Provide a single number: the count of lines containing the string "standard".

◆ Collected data entries:
↓

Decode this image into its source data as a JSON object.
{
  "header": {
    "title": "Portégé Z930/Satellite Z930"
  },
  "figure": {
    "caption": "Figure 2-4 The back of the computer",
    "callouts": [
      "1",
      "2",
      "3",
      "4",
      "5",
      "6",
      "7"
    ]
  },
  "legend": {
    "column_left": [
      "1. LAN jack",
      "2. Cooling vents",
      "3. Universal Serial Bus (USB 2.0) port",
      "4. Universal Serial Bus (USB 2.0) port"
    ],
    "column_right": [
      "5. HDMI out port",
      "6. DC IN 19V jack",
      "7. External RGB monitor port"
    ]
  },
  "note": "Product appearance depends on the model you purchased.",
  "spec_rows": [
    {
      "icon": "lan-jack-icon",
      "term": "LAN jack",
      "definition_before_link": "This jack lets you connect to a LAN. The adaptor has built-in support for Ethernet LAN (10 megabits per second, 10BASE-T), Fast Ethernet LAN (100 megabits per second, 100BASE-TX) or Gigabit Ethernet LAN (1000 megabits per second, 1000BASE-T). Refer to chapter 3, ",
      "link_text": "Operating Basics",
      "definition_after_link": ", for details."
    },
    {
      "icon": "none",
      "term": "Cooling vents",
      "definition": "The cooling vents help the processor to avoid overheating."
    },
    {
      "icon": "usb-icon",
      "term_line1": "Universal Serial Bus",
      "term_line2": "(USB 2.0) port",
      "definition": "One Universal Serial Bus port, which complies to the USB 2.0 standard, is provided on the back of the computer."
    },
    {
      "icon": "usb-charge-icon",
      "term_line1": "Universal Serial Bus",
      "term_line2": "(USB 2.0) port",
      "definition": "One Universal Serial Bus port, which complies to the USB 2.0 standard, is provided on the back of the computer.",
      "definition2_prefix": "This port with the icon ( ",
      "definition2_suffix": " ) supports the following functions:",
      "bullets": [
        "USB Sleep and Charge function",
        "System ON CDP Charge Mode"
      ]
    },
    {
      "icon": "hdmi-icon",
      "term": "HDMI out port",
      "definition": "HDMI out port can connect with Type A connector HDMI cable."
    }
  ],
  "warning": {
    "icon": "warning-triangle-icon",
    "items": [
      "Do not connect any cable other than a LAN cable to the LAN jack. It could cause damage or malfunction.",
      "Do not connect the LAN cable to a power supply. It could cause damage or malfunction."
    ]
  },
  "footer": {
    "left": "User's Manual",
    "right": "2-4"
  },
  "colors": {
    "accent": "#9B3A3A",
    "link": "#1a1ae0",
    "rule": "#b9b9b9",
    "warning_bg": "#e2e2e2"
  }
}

↑

◆ Answer: 2